Required task:
Copy each line of the listing below exactly.

Dataset entries
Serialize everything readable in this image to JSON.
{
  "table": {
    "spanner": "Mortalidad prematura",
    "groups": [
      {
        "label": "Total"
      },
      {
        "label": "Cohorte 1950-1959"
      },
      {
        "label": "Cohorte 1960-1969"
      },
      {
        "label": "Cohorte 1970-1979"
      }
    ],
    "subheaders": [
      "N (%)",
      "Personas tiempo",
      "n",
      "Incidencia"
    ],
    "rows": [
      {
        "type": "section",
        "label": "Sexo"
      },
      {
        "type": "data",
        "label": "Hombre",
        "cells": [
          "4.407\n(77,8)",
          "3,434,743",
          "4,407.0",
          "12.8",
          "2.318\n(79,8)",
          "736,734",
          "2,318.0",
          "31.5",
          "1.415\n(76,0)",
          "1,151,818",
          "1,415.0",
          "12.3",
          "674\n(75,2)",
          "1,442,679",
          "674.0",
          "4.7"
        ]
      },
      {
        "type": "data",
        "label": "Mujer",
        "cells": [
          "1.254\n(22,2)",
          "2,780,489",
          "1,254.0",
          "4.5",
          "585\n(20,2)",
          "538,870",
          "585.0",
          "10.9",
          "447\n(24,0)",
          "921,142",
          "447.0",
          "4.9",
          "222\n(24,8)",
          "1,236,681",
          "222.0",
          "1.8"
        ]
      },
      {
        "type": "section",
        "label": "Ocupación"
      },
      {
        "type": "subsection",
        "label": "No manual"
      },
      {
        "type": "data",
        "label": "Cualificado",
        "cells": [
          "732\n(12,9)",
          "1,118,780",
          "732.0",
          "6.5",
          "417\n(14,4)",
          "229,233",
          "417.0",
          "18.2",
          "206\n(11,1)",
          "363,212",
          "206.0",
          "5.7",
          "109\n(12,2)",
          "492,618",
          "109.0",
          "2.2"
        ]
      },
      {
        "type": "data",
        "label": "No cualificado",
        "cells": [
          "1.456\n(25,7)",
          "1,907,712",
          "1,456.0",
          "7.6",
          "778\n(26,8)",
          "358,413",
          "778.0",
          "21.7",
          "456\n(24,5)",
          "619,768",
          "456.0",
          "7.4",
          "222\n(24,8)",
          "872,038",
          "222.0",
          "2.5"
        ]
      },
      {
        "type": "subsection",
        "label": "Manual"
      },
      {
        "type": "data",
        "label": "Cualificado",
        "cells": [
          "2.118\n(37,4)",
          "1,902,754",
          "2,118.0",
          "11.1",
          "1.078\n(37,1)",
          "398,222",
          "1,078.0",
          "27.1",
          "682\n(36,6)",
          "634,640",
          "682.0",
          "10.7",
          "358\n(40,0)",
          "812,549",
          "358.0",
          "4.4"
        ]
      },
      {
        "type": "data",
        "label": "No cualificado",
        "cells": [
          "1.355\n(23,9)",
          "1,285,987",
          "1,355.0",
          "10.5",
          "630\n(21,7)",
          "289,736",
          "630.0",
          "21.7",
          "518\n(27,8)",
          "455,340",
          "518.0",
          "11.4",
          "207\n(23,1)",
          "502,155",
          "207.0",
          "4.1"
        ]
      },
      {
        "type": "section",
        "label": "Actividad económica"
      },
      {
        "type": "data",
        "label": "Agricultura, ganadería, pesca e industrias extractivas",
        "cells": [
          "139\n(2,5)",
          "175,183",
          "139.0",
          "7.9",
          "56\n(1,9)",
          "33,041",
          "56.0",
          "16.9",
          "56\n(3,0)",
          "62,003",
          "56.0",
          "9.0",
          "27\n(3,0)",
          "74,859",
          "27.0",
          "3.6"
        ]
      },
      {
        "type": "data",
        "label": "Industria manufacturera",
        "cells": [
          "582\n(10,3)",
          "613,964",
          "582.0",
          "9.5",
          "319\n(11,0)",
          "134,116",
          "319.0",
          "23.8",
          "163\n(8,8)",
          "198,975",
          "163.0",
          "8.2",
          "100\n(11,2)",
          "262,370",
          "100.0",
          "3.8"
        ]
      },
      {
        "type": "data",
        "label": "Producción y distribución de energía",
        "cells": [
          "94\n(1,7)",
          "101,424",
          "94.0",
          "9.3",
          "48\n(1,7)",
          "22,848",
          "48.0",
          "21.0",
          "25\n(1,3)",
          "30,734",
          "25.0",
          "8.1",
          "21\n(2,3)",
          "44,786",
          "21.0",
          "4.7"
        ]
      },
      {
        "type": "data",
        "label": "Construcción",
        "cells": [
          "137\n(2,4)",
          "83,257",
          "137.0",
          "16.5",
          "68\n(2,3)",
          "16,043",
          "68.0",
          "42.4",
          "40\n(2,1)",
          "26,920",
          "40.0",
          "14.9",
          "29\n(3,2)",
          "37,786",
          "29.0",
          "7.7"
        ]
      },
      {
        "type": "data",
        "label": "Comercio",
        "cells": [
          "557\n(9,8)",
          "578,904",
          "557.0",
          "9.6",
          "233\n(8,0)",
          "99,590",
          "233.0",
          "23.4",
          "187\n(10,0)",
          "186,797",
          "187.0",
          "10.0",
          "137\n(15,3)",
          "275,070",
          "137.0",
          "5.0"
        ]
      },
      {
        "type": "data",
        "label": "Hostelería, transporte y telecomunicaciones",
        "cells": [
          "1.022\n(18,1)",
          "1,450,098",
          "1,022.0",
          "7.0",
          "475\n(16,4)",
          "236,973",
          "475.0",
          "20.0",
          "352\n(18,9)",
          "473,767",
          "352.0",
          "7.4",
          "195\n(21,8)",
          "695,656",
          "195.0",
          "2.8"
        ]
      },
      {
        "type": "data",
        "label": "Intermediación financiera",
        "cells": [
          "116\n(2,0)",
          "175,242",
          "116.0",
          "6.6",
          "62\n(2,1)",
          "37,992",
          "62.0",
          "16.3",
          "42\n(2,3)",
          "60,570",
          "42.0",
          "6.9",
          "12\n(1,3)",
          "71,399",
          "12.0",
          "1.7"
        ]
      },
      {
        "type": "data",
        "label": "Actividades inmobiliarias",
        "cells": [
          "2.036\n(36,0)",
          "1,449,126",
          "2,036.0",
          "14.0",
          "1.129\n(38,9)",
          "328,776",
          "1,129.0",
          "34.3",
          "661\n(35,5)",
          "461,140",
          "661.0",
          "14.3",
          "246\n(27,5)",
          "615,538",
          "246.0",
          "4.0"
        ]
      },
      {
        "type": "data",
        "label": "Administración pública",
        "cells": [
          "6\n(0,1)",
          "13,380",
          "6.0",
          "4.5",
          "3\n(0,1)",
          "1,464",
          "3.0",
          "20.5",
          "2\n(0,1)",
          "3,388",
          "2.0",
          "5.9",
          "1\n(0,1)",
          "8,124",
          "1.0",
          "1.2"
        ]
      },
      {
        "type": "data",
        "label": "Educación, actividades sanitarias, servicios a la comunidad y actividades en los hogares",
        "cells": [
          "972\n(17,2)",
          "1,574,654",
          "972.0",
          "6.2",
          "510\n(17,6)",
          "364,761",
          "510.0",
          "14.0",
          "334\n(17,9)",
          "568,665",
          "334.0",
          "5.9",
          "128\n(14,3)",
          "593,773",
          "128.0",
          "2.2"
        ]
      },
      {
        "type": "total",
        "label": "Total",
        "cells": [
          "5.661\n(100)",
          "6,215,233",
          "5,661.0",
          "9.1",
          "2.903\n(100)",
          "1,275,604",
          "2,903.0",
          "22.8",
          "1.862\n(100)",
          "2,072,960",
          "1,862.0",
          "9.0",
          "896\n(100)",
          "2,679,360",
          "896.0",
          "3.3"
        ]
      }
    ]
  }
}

Completed exercise:
Serialize everything readable in this image to JSON.
{
  "table": {
    "spanner": "Mortalidad prematura",
    "groups": [
      {
        "label": "Total"
      },
      {
        "label": "Cohorte 1950-1959"
      },
      {
        "label": "Cohorte 1960-1969"
      },
      {
        "label": "Cohorte 1970-1979"
      }
    ],
    "subheaders": [
      "N (%)",
      "Personas tiempo",
      "n",
      "Incidencia"
    ],
    "rows": [
      {
        "type": "section",
        "label": "Sexo"
      },
      {
        "type": "data",
        "label": "Hombre",
        "cells": [
          "4.407\n(77,8)",
          "3,434,743",
          "4,407.0",
          "12.8",
          "2.318\n(79,8)",
          "736,734",
          "2,318.0",
          "31.5",
          "1.415\n(76,0)",
          "1,151,818",
          "1,415.0",
          "12.3",
          "674\n(75,2)",
          "1,442,679",
          "674.0",
          "4.7"
        ]
      },
      {
        "type": "data",
        "label": "Mujer",
        "cells": [
          "1.254\n(22,2)",
          "2,780,489",
          "1,254.0",
          "4.5",
          "585\n(20,2)",
          "538,870",
          "585.0",
          "10.9",
          "447\n(24,0)",
          "921,142",
          "447.0",
          "4.9",
          "222\n(24,8)",
          "1,236,681",
          "222.0",
          "1.8"
        ]
      },
      {
        "type": "section",
        "label": "Ocupación"
      },
      {
        "type": "subsection",
        "label": "No manual"
      },
      {
        "type": "data",
        "label": "Cualificado",
        "cells": [
          "732\n(12,9)",
          "1,118,780",
          "732.0",
          "6.5",
          "417\n(14,4)",
          "229,233",
          "417.0",
          "18.2",
          "206\n(11,1)",
          "363,212",
          "206.0",
          "5.7",
          "109\n(12,2)",
          "492,618",
          "109.0",
          "2.2"
        ]
      },
      {
        "type": "data",
        "label": "No cualificado",
        "cells": [
          "1.456\n(25,7)",
          "1,907,712",
          "1,456.0",
          "7.6",
          "778\n(26,8)",
          "358,413",
          "778.0",
          "21.7",
          "456\n(24,5)",
          "619,768",
          "456.0",
          "7.4",
          "222\n(24,8)",
          "872,038",
          "222.0",
          "2.5"
        ]
      },
      {
        "type": "subsection",
        "label": "Manual"
      },
      {
        "type": "data",
        "label": "Cualificado",
        "cells": [
          "2.118\n(37,4)",
          "1,902,754",
          "2,118.0",
          "11.1",
          "1.078\n(37,1)",
          "398,222",
          "1,078.0",
          "27.1",
          "682\n(36,6)",
          "634,640",
          "682.0",
          "10.7",
          "358\n(40,0)",
          "812,549",
          "358.0",
          "4.4"
        ]
      },
      {
        "type": "data",
        "label": "No cualificado",
        "cells": [
          "1.355\n(23,9)",
          "1,285,987",
          "1,355.0",
          "10.5",
          "630\n(21,7)",
          "289,736",
          "630.0",
          "21.7",
          "518\n(27,8)",
          "455,340",
          "518.0",
          "11.4",
          "207\n(23,1)",
          "502,155",
          "207.0",
          "4.1"
        ]
      },
      {
        "type": "section",
        "label": "Actividad económica"
      },
      {
        "type": "data",
        "label": "Agricultura, ganadería, pesca e industrias extractivas",
        "cells": [
          "139\n(2,5)",
          "175,183",
          "139.0",
          "7.9",
          "56\n(1,9)",
          "33,041",
          "56.0",
          "16.9",
          "56\n(3,0)",
          "62,003",
          "56.0",
          "9.0",
          "27\n(3,0)",
          "74,859",
          "27.0",
          "3.6"
        ]
      },
      {
        "type": "data",
        "label": "Industria manufacturera",
        "cells": [
          "582\n(10,3)",
          "613,964",
          "582.0",
          "9.5",
          "319\n(11,0)",
          "134,116",
          "319.0",
          "23.8",
          "163\n(8,8)",
          "198,975",
          "163.0",
          "8.2",
          "100\n(11,2)",
          "262,370",
          "100.0",
          "3.8"
        ]
      },
      {
        "type": "data",
        "label": "Producción y distribución de energía",
        "cells": [
          "94\n(1,7)",
          "101,424",
          "94.0",
          "9.3",
          "48\n(1,7)",
          "22,848",
          "48.0",
          "21.0",
          "25\n(1,3)",
          "30,734",
          "25.0",
          "8.1",
          "21\n(2,3)",
          "44,786",
          "21.0",
          "4.7"
        ]
      },
      {
        "type": "data",
        "label": "Construcción",
        "cells": [
          "137\n(2,4)",
          "83,257",
          "137.0",
          "16.5",
          "68\n(2,3)",
          "16,043",
          "68.0",
          "42.4",
          "40\n(2,1)",
          "26,920",
          "40.0",
          "14.9",
          "29\n(3,2)",
          "37,786",
          "29.0",
          "7.7"
        ]
      },
      {
        "type": "data",
        "label": "Comercio",
        "cells": [
          "557\n(9,8)",
          "578,904",
          "557.0",
          "9.6",
          "233\n(8,0)",
          "99,590",
          "233.0",
          "23.4",
          "187\n(10,0)",
          "186,797",
          "187.0",
          "10.0",
          "137\n(15,3)",
          "275,070",
          "137.0",
          "5.0"
        ]
      },
      {
        "type": "data",
        "label": "Hostelería, transporte y telecomunicaciones",
        "cells": [
          "1.022\n(18,1)",
          "1,450,098",
          "1,022.0",
          "7.0",
          "475\n(16,4)",
          "236,973",
          "475.0",
          "20.0",
          "352\n(18,9)",
          "473,767",
          "352.0",
          "7.4",
          "195\n(21,8)",
          "695,656",
          "195.0",
          "2.8"
        ]
      },
      {
        "type": "data",
        "label": "Intermediación financiera",
        "cells": [
          "116\n(2,0)",
          "175,242",
          "116.0",
          "6.6",
          "62\n(2,1)",
          "37,992",
          "62.0",
          "16.3",
          "42\n(2,3)",
          "60,570",
          "42.0",
          "6.9",
          "12\n(1,3)",
          "71,399",
          "12.0",
          "1.7"
        ]
      },
      {
        "type": "data",
        "label": "Actividades inmobiliarias",
        "cells": [
          "2.036\n(36,0)",
          "1,449,126",
          "2,036.0",
          "14.0",
          "1.129\n(38,9)",
          "328,776",
          "1,129.0",
          "34.3",
          "661\n(35,5)",
          "461,140",
          "661.0",
          "14.3",
          "246\n(27,5)",
          "615,538",
          "246.0",
          "4.0"
        ]
      },
      {
        "type": "data",
        "label": "Administración pública",
        "cells": [
          "6\n(0,1)",
          "13,380",
          "6.0",
          "4.5",
          "3\n(0,1)",
          "1,464",
          "3.0",
          "20.5",
          "2\n(0,1)",
          "3,388",
          "2.0",
          "5.9",
          "1\n(0,1)",
          "8,124",
          "1.0",
          "1.2"
        ]
      },
      {
        "type": "data",
        "label": "Educación, actividades sanitarias, servicios a la comunidad y actividades en los hogares",
        "cells": [
          "972\n(17,2)",
          "1,574,654",
          "972.0",
          "6.2",
          "510\n(17,6)",
          "364,761",
          "510.0",
          "14.0",
          "334\n(17,9)",
          "568,665",
          "334.0",
          "5.9",
          "128\n(14,3)",
          "593,773",
          "128.0",
          "2.2"
        ]
      },
      {
        "type": "total",
        "label": "Total",
        "cells": [
          "5.661\n(100)",
          "6,215,233",
          "5,661.0",
          "9.1",
          "2.903\n(100)",
          "1,275,604",
          "2,903.0",
          "22.8",
          "1.862\n(100)",
          "2,072,960",
          "1,862.0",
          "9.0",
          "896\n(100)",
          "2,679,360",
          "896.0",
          "3.3"
        ]
      }
    ]
  }
}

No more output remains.